* Your objective *
Look through the lines below and extract any with the word "this".

(Lines of data)
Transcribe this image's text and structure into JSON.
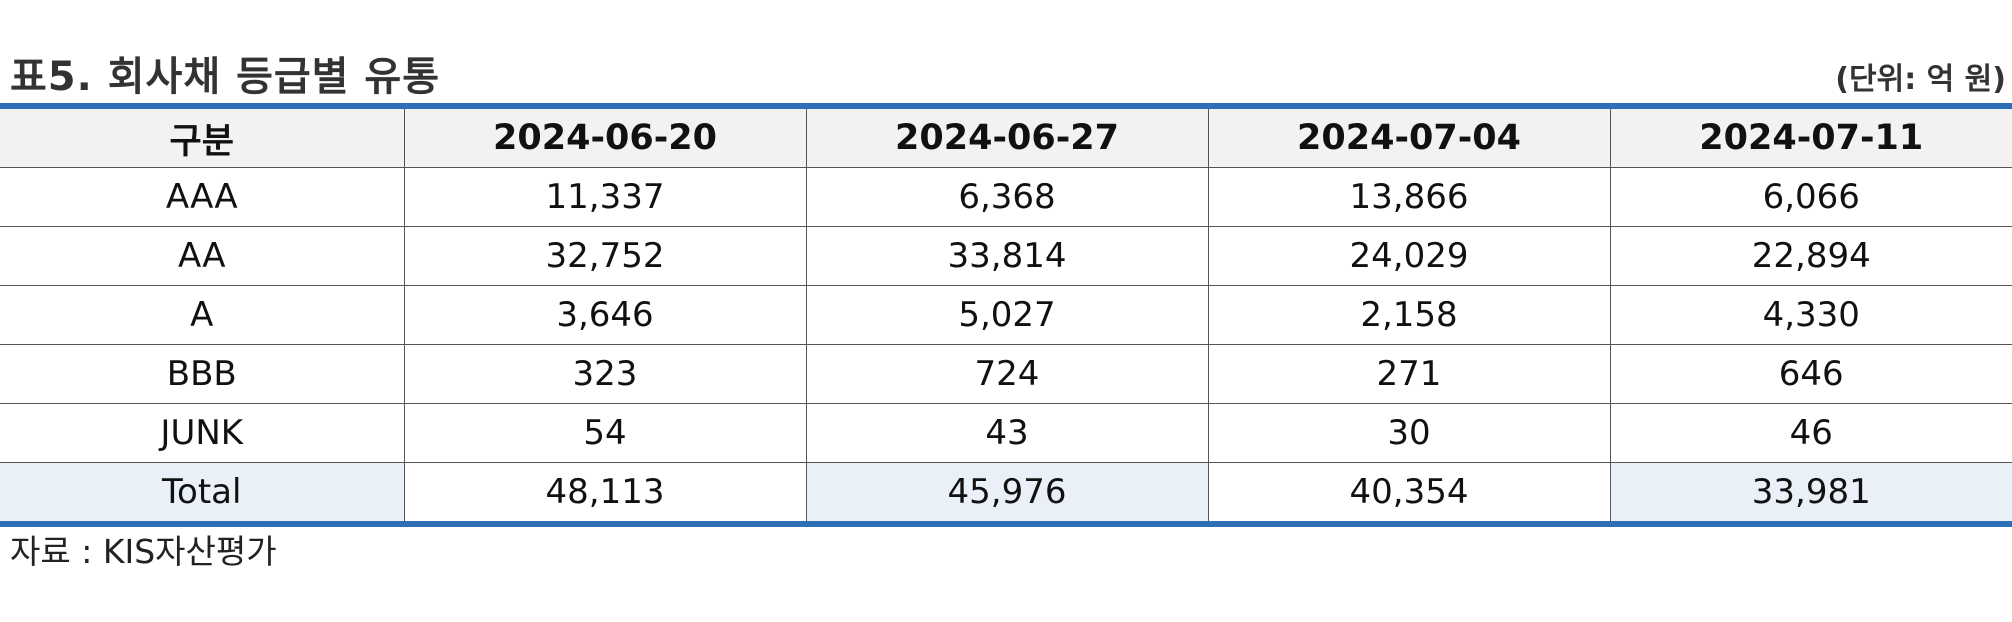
{
  "title": "표5. 회사채 등급별 유통",
  "unit": "(단위: 억 원)",
  "table": {
    "headers": [
      "구분",
      "2024-06-20",
      "2024-06-27",
      "2024-07-04",
      "2024-07-11"
    ],
    "rows": [
      [
        "AAA",
        "11,337",
        "6,368",
        "13,866",
        "6,066"
      ],
      [
        "AA",
        "32,752",
        "33,814",
        "24,029",
        "22,894"
      ],
      [
        "A",
        "3,646",
        "5,027",
        "2,158",
        "4,330"
      ],
      [
        "BBB",
        "323",
        "724",
        "271",
        "646"
      ],
      [
        "JUNK",
        "54",
        "43",
        "30",
        "46"
      ],
      [
        "Total",
        "48,113",
        "45,976",
        "40,354",
        "33,981"
      ]
    ]
  },
  "source": "자료 : KIS자산평가",
  "colors": {
    "accent_rule": "#2e6eb5",
    "header_bg": "#f2f2f2",
    "total_row_bg": "#eaf0f7"
  }
}
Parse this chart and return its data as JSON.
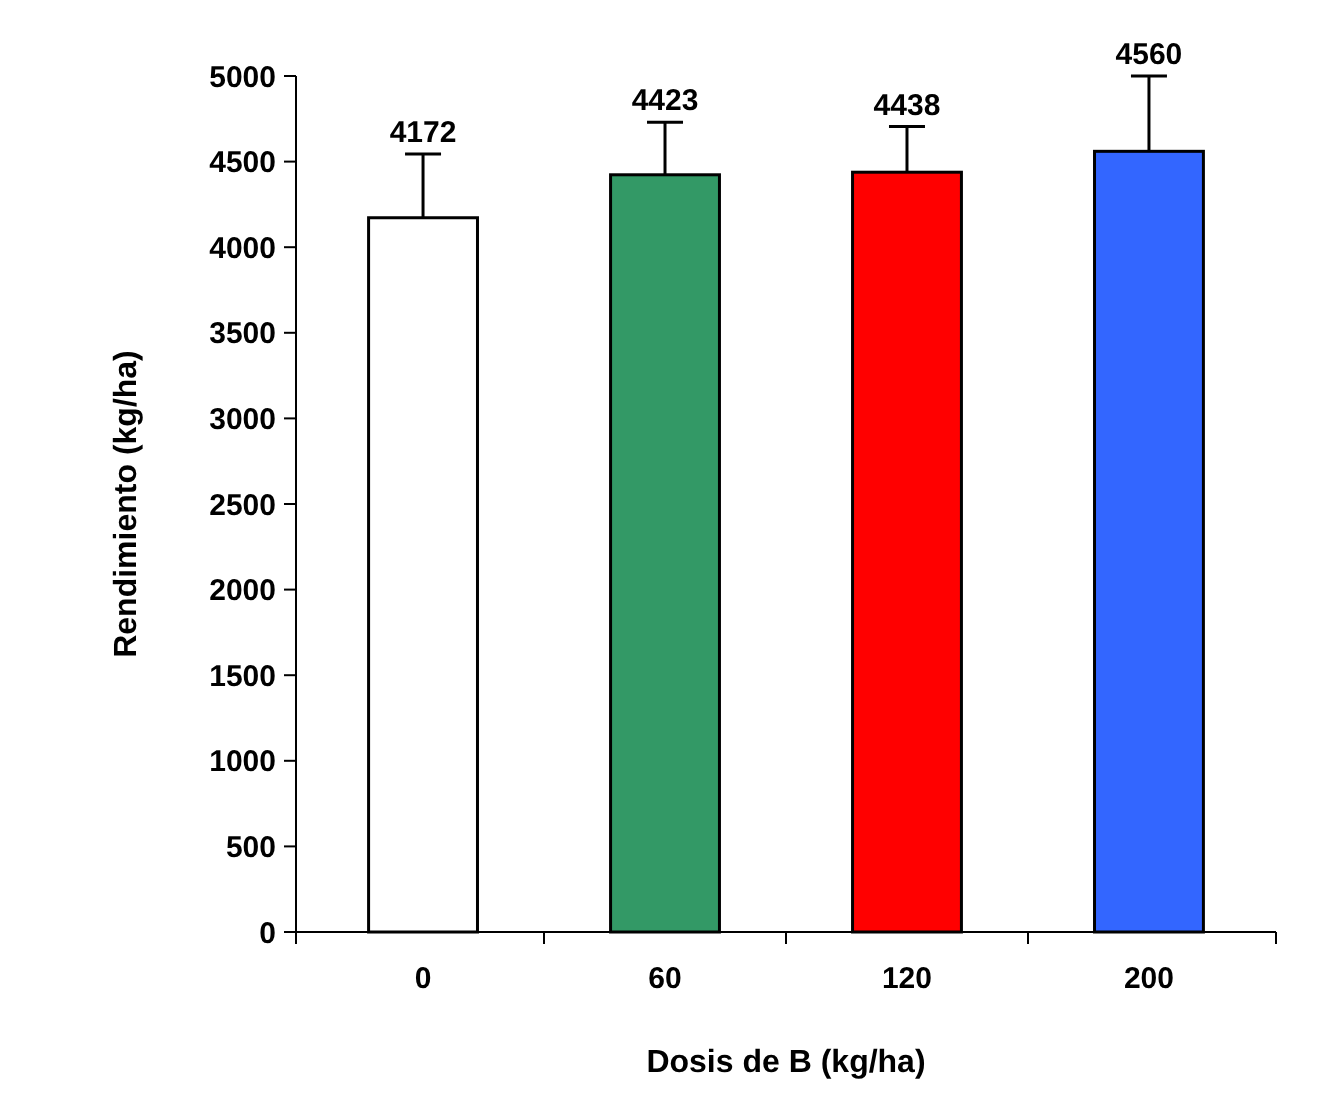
{
  "chart_data": {
    "type": "bar",
    "xlabel": "Dosis de B (kg/ha)",
    "ylabel": "Rendimiento (kg/ha)",
    "categories": [
      "0",
      "60",
      "120",
      "200"
    ],
    "values": [
      4172,
      4423,
      4438,
      4560
    ],
    "colors": [
      "#ffffff",
      "#339966",
      "#ff0000",
      "#3366ff"
    ],
    "errors": [
      [
        4172,
        4545
      ],
      [
        4423,
        4730
      ],
      [
        4438,
        4705
      ],
      [
        4560,
        5000
      ]
    ],
    "data_labels": true,
    "ylim": [
      0,
      5000
    ],
    "yticks": [
      0,
      500,
      1000,
      1500,
      2000,
      2500,
      3000,
      3500,
      4000,
      4500,
      5000
    ]
  }
}
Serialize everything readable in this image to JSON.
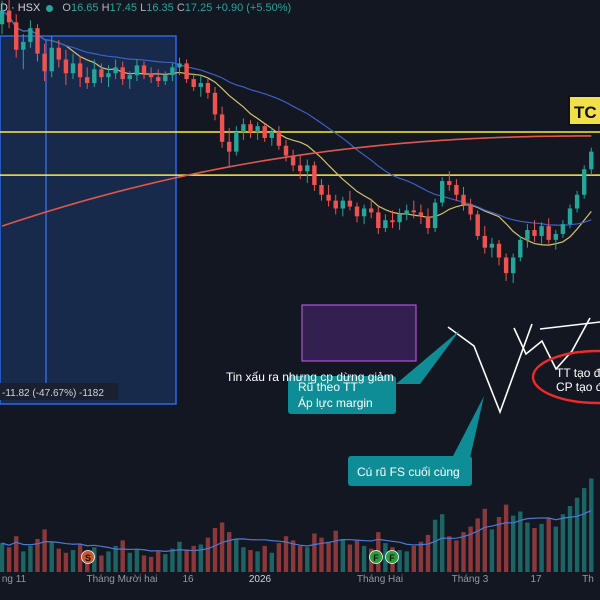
{
  "header": {
    "symbol": "D · HSX",
    "o_label": "O",
    "o_value": "16.65",
    "h_label": "H",
    "h_value": "17.45",
    "l_label": "L",
    "l_value": "16.35",
    "c_label": "C",
    "c_value": "17.25",
    "change": "+0.90 (+5.50%)"
  },
  "measure_label": "-11.82 (-47.67%) -1182",
  "annotations": {
    "tc_badge": "TC",
    "bad_news": "Tin xấu ra nhưng cp dừng giảm",
    "callout_1_line1": "Rũ theo TT",
    "callout_1_line2": "Áp lực margin",
    "callout_2": "Cú rũ FS cuối cùng",
    "ellipse_line1": "TT tạo đ",
    "ellipse_line2": "CP tạo đ"
  },
  "events": [
    "S",
    "F",
    "F"
  ],
  "colors": {
    "background": "#131722",
    "up": "#26a69a",
    "down": "#ef5350",
    "ma_short": "#d4c06a",
    "ma_mid": "#3f5fc8",
    "ma_long": "#e2574c",
    "level_line": "#ffeb3b",
    "callout": "#0f8d96"
  },
  "chart_data": {
    "type": "candlestick",
    "x_ticks": [
      "ng 11",
      "Tháng Mười hai",
      "16",
      "2026",
      "Tháng Hai",
      "Tháng 3",
      "17",
      "Th"
    ],
    "price_range_in_view": [
      8.5,
      25
    ],
    "horizontal_levels": [
      20.6,
      18.4
    ],
    "candles": [
      [
        26.1,
        27.3,
        25.6,
        26.8
      ],
      [
        26.8,
        27.6,
        25.9,
        26.2
      ],
      [
        26.2,
        26.6,
        24.4,
        24.8
      ],
      [
        24.8,
        25.6,
        23.8,
        25.2
      ],
      [
        25.2,
        26.3,
        24.9,
        25.9
      ],
      [
        25.9,
        26.1,
        24.2,
        24.6
      ],
      [
        24.6,
        25.1,
        23.2,
        23.7
      ],
      [
        23.7,
        25.5,
        23.4,
        24.9
      ],
      [
        24.9,
        25.3,
        23.9,
        24.3
      ],
      [
        24.3,
        24.8,
        23.0,
        23.6
      ],
      [
        23.6,
        24.6,
        23.3,
        24.1
      ],
      [
        24.1,
        24.5,
        22.9,
        23.4
      ],
      [
        23.4,
        23.9,
        22.8,
        23.1
      ],
      [
        23.1,
        24.3,
        22.9,
        23.8
      ],
      [
        23.8,
        24.1,
        23.1,
        23.4
      ],
      [
        23.4,
        24.0,
        22.9,
        23.6
      ],
      [
        23.6,
        24.3,
        23.3,
        23.9
      ],
      [
        23.9,
        24.2,
        23.0,
        23.3
      ],
      [
        23.3,
        23.7,
        22.8,
        23.5
      ],
      [
        23.5,
        24.3,
        23.2,
        24.0
      ],
      [
        24.0,
        24.2,
        23.3,
        23.6
      ],
      [
        23.6,
        23.9,
        23.1,
        23.4
      ],
      [
        23.4,
        23.8,
        22.9,
        23.2
      ],
      [
        23.2,
        23.7,
        23.0,
        23.5
      ],
      [
        23.5,
        24.1,
        23.2,
        23.9
      ],
      [
        23.9,
        24.4,
        23.5,
        24.1
      ],
      [
        24.1,
        24.3,
        23.1,
        23.3
      ],
      [
        23.3,
        23.6,
        22.7,
        22.9
      ],
      [
        22.9,
        23.5,
        22.4,
        23.1
      ],
      [
        23.1,
        23.3,
        22.3,
        22.6
      ],
      [
        22.6,
        22.9,
        21.2,
        21.5
      ],
      [
        21.5,
        21.9,
        19.8,
        20.1
      ],
      [
        20.1,
        20.8,
        18.8,
        19.6
      ],
      [
        19.6,
        20.9,
        19.4,
        20.6
      ],
      [
        20.6,
        21.3,
        20.2,
        21.0
      ],
      [
        21.0,
        21.2,
        20.3,
        20.6
      ],
      [
        20.6,
        21.1,
        20.2,
        20.9
      ],
      [
        20.9,
        21.0,
        20.1,
        20.3
      ],
      [
        20.3,
        20.8,
        19.9,
        20.6
      ],
      [
        20.6,
        20.9,
        19.7,
        19.9
      ],
      [
        19.9,
        20.2,
        19.1,
        19.4
      ],
      [
        19.4,
        19.7,
        18.6,
        18.9
      ],
      [
        18.9,
        19.4,
        18.2,
        18.6
      ],
      [
        18.6,
        19.2,
        18.0,
        18.9
      ],
      [
        18.9,
        19.1,
        17.6,
        17.9
      ],
      [
        17.9,
        18.2,
        17.1,
        17.4
      ],
      [
        17.4,
        17.9,
        16.8,
        17.1
      ],
      [
        17.1,
        17.4,
        16.4,
        16.7
      ],
      [
        16.7,
        17.3,
        16.3,
        17.1
      ],
      [
        17.1,
        17.6,
        16.6,
        16.8
      ],
      [
        16.8,
        17.0,
        16.0,
        16.3
      ],
      [
        16.3,
        16.9,
        15.9,
        16.7
      ],
      [
        16.7,
        17.2,
        16.2,
        16.5
      ],
      [
        16.5,
        16.8,
        15.4,
        15.7
      ],
      [
        15.7,
        16.4,
        15.5,
        16.1
      ],
      [
        16.1,
        16.6,
        15.7,
        16.0
      ],
      [
        16.0,
        16.7,
        15.6,
        16.4
      ],
      [
        16.4,
        16.9,
        16.1,
        16.6
      ],
      [
        16.6,
        17.1,
        16.2,
        16.5
      ],
      [
        16.5,
        16.9,
        15.9,
        16.3
      ],
      [
        16.3,
        16.7,
        15.4,
        15.7
      ],
      [
        15.7,
        17.2,
        15.5,
        17.0
      ],
      [
        17.0,
        18.3,
        16.8,
        18.1
      ],
      [
        18.1,
        18.6,
        17.6,
        17.9
      ],
      [
        17.9,
        18.2,
        17.1,
        17.4
      ],
      [
        17.4,
        17.8,
        16.6,
        16.9
      ],
      [
        16.9,
        17.2,
        16.1,
        16.4
      ],
      [
        16.4,
        16.6,
        15.1,
        15.3
      ],
      [
        15.3,
        15.8,
        14.4,
        14.7
      ],
      [
        14.7,
        15.2,
        14.2,
        14.9
      ],
      [
        14.9,
        15.1,
        13.8,
        14.2
      ],
      [
        14.2,
        14.4,
        13.0,
        13.4
      ],
      [
        13.4,
        14.4,
        12.9,
        14.2
      ],
      [
        14.2,
        15.3,
        14.0,
        15.1
      ],
      [
        15.1,
        15.9,
        14.7,
        15.6
      ],
      [
        15.6,
        16.1,
        15.0,
        15.3
      ],
      [
        15.3,
        16.0,
        14.9,
        15.8
      ],
      [
        15.8,
        16.2,
        14.9,
        15.1
      ],
      [
        15.1,
        15.6,
        14.6,
        15.4
      ],
      [
        15.4,
        16.1,
        15.2,
        15.9
      ],
      [
        15.9,
        16.9,
        15.7,
        16.7
      ],
      [
        16.7,
        17.6,
        16.5,
        17.4
      ],
      [
        17.4,
        18.9,
        17.2,
        18.7
      ],
      [
        18.7,
        19.8,
        18.4,
        19.6
      ]
    ],
    "volume": [
      2.1,
      1.8,
      2.6,
      1.5,
      1.9,
      2.4,
      3.1,
      2.2,
      1.7,
      1.4,
      1.6,
      2.0,
      1.3,
      1.8,
      1.2,
      1.5,
      1.9,
      2.3,
      1.4,
      1.6,
      1.2,
      1.1,
      1.5,
      1.3,
      1.7,
      2.2,
      1.6,
      1.9,
      2.0,
      2.5,
      3.2,
      3.6,
      2.9,
      2.4,
      1.8,
      1.6,
      1.5,
      1.9,
      1.4,
      2.1,
      2.6,
      2.3,
      1.9,
      1.8,
      2.8,
      2.5,
      2.2,
      3.0,
      2.4,
      2.0,
      2.3,
      1.9,
      1.7,
      2.9,
      2.1,
      1.8,
      1.6,
      1.5,
      1.9,
      2.2,
      2.7,
      3.8,
      4.2,
      2.6,
      2.3,
      2.9,
      3.3,
      3.9,
      4.6,
      3.1,
      4.0,
      4.9,
      4.1,
      4.4,
      3.6,
      3.2,
      3.5,
      3.9,
      3.3,
      4.2,
      4.8,
      5.4,
      6.1,
      6.8
    ]
  }
}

* Solution to the exercise *
Transcribe this image's text and structure into JSON.
Parse this chart and return its data as JSON.
Serialize everything readable in this image to JSON.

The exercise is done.